▶ **TASK DIRECTIONS**
In the part of the data that opens with the line containing "logo: gezti (78, 5, 172, 45)" and closes with the line containing "layers-icon (19, 188, 36, 206)", substitute "table-header" for "column-header" and leave everything else as it is. Return only those lines.

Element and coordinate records
- - -
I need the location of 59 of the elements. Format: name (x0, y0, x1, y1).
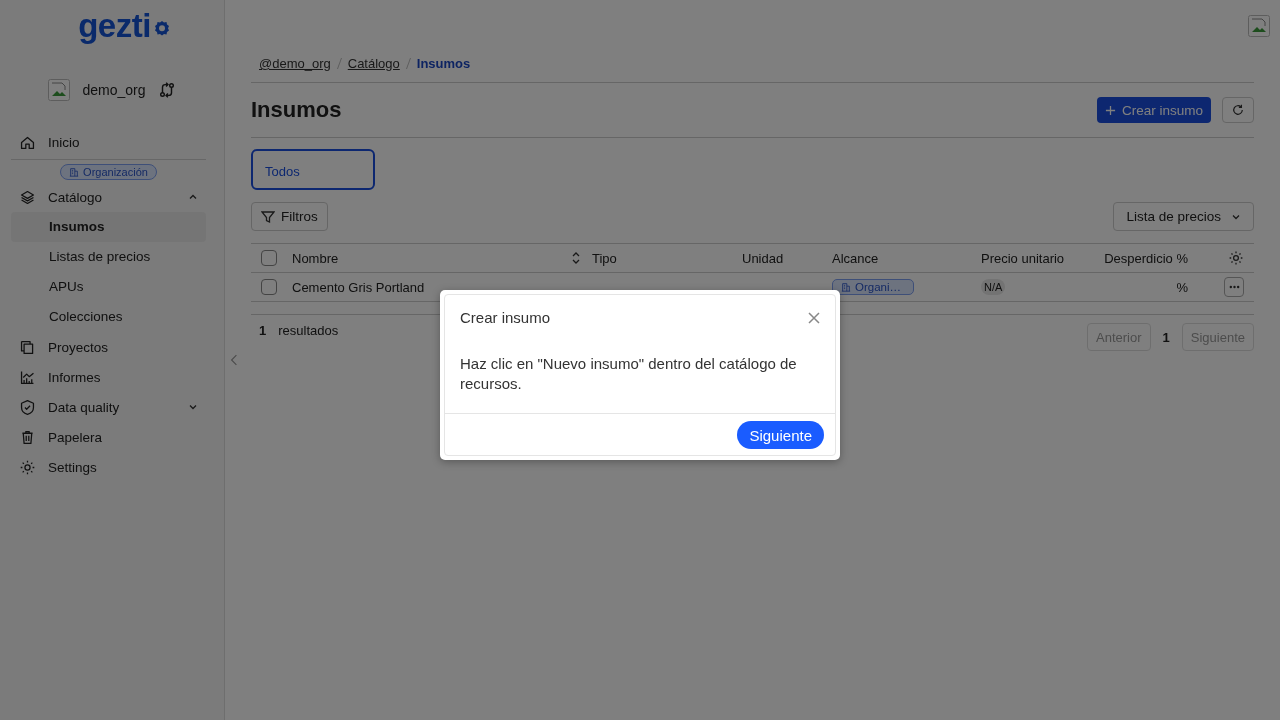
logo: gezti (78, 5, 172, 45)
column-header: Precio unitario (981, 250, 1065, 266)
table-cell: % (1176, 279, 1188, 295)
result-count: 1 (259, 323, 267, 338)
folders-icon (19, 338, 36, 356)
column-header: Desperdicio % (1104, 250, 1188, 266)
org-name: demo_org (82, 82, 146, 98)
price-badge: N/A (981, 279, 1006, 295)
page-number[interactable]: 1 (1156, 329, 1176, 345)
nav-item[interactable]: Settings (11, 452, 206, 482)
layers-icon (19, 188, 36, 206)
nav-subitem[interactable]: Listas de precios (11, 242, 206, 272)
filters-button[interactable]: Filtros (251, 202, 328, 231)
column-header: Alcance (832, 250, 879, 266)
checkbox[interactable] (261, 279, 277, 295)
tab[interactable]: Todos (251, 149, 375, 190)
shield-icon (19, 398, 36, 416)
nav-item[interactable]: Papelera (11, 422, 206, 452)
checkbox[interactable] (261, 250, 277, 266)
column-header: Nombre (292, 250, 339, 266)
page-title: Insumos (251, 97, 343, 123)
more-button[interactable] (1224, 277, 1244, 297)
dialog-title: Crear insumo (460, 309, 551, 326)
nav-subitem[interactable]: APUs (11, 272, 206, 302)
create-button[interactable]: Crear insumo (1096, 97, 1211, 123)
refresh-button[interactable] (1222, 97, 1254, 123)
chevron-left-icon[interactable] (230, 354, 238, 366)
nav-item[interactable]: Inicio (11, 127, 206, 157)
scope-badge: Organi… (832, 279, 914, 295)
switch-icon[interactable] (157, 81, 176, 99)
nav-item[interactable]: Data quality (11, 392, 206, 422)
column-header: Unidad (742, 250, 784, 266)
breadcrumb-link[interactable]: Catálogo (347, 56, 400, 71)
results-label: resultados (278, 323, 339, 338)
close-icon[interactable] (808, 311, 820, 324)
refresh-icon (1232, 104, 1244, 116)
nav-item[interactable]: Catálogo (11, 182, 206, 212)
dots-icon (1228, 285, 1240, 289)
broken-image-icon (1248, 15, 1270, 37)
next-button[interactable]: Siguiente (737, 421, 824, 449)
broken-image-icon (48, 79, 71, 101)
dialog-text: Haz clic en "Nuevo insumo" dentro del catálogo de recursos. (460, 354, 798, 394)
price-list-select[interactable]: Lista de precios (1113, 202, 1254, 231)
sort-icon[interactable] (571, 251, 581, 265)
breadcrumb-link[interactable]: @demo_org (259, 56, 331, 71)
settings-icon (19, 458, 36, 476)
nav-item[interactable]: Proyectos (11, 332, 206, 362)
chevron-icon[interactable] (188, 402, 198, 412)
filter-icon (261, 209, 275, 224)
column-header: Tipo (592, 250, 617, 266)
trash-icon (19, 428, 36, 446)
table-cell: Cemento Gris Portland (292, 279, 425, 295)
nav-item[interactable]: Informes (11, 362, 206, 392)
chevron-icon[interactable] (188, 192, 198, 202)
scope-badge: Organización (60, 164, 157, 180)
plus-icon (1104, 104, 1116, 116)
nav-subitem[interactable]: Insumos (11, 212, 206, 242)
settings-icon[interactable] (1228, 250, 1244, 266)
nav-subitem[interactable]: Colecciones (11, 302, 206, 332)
- - -
▶ **TASK ANSWER**
logo: gezti (78, 5, 172, 45)
table-header: Precio unitario (981, 250, 1065, 266)
table-cell: % (1176, 279, 1188, 295)
result-count: 1 (259, 323, 267, 338)
folders-icon (19, 338, 36, 356)
table-header: Desperdicio % (1104, 250, 1188, 266)
org-name: demo_org (82, 82, 146, 98)
price-badge: N/A (981, 279, 1006, 295)
page-number[interactable]: 1 (1156, 329, 1176, 345)
nav-item[interactable]: Settings (11, 452, 206, 482)
layers-icon (19, 188, 36, 206)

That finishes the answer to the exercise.